§ Objective
Your task is to output the data exactly as it stands.

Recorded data
- - - -

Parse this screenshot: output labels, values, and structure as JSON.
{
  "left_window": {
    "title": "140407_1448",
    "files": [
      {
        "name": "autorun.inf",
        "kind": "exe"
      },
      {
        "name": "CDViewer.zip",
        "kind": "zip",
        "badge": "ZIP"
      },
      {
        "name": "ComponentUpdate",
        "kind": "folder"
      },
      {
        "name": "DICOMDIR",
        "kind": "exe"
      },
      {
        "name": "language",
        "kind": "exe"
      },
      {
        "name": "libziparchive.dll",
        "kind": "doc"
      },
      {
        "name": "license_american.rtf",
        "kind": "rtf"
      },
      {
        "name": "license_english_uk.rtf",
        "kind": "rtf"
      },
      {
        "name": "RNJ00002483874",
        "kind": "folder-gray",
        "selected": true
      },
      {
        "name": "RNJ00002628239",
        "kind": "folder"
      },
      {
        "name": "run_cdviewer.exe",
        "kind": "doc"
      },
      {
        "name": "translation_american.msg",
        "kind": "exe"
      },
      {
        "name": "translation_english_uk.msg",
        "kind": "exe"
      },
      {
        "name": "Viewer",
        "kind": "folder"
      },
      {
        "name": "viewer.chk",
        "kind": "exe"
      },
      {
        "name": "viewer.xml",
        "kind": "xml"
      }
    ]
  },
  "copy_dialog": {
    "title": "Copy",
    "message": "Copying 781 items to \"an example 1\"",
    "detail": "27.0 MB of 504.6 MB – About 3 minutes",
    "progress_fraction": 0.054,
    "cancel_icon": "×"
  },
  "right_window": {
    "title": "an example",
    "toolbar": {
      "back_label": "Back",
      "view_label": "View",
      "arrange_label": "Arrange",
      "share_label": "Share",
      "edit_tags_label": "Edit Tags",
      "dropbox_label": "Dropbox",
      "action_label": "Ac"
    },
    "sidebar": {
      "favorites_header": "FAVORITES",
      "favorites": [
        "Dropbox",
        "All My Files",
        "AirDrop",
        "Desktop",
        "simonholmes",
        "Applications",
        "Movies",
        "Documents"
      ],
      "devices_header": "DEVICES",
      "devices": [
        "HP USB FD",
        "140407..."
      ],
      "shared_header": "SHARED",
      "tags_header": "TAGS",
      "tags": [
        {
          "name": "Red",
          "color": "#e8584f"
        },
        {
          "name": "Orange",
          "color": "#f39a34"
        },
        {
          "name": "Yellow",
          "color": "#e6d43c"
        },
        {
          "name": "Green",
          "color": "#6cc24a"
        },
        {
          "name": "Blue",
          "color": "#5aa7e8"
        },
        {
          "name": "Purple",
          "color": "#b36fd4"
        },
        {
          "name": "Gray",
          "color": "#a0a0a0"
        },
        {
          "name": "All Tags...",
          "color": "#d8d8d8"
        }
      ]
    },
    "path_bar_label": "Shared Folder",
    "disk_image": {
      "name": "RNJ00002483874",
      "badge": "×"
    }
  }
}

- - - -

§ In response
Parse this screenshot: output labels, values, and structure as JSON.
{
  "left_window": {
    "title": "140407_1448",
    "files": [
      {
        "name": "autorun.inf",
        "kind": "exe"
      },
      {
        "name": "CDViewer.zip",
        "kind": "zip",
        "badge": "ZIP"
      },
      {
        "name": "ComponentUpdate",
        "kind": "folder"
      },
      {
        "name": "DICOMDIR",
        "kind": "exe"
      },
      {
        "name": "language",
        "kind": "exe"
      },
      {
        "name": "libziparchive.dll",
        "kind": "doc"
      },
      {
        "name": "license_american.rtf",
        "kind": "rtf"
      },
      {
        "name": "license_english_uk.rtf",
        "kind": "rtf"
      },
      {
        "name": "RNJ00002483874",
        "kind": "folder-gray",
        "selected": true
      },
      {
        "name": "RNJ00002628239",
        "kind": "folder"
      },
      {
        "name": "run_cdviewer.exe",
        "kind": "doc"
      },
      {
        "name": "translation_american.msg",
        "kind": "exe"
      },
      {
        "name": "translation_english_uk.msg",
        "kind": "exe"
      },
      {
        "name": "Viewer",
        "kind": "folder"
      },
      {
        "name": "viewer.chk",
        "kind": "exe"
      },
      {
        "name": "viewer.xml",
        "kind": "xml"
      }
    ]
  },
  "copy_dialog": {
    "title": "Copy",
    "message": "Copying 781 items to \"an example 1\"",
    "detail": "27.0 MB of 504.6 MB – About 3 minutes",
    "progress_fraction": 0.054,
    "cancel_icon": "×"
  },
  "right_window": {
    "title": "an example",
    "toolbar": {
      "back_label": "Back",
      "view_label": "View",
      "arrange_label": "Arrange",
      "share_label": "Share",
      "edit_tags_label": "Edit Tags",
      "dropbox_label": "Dropbox",
      "action_label": "Ac"
    },
    "sidebar": {
      "favorites_header": "FAVORITES",
      "favorites": [
        "Dropbox",
        "All My Files",
        "AirDrop",
        "Desktop",
        "simonholmes",
        "Applications",
        "Movies",
        "Documents"
      ],
      "devices_header": "DEVICES",
      "devices": [
        "HP USB FD",
        "140407..."
      ],
      "shared_header": "SHARED",
      "tags_header": "TAGS",
      "tags": [
        {
          "name": "Red",
          "color": "#e8584f"
        },
        {
          "name": "Orange",
          "color": "#f39a34"
        },
        {
          "name": "Yellow",
          "color": "#e6d43c"
        },
        {
          "name": "Green",
          "color": "#6cc24a"
        },
        {
          "name": "Blue",
          "color": "#5aa7e8"
        },
        {
          "name": "Purple",
          "color": "#b36fd4"
        },
        {
          "name": "Gray",
          "color": "#a0a0a0"
        },
        {
          "name": "All Tags...",
          "color": "#d8d8d8"
        }
      ]
    },
    "path_bar_label": "Shared Folder",
    "disk_image": {
      "name": "RNJ00002483874",
      "badge": "×"
    }
  }
}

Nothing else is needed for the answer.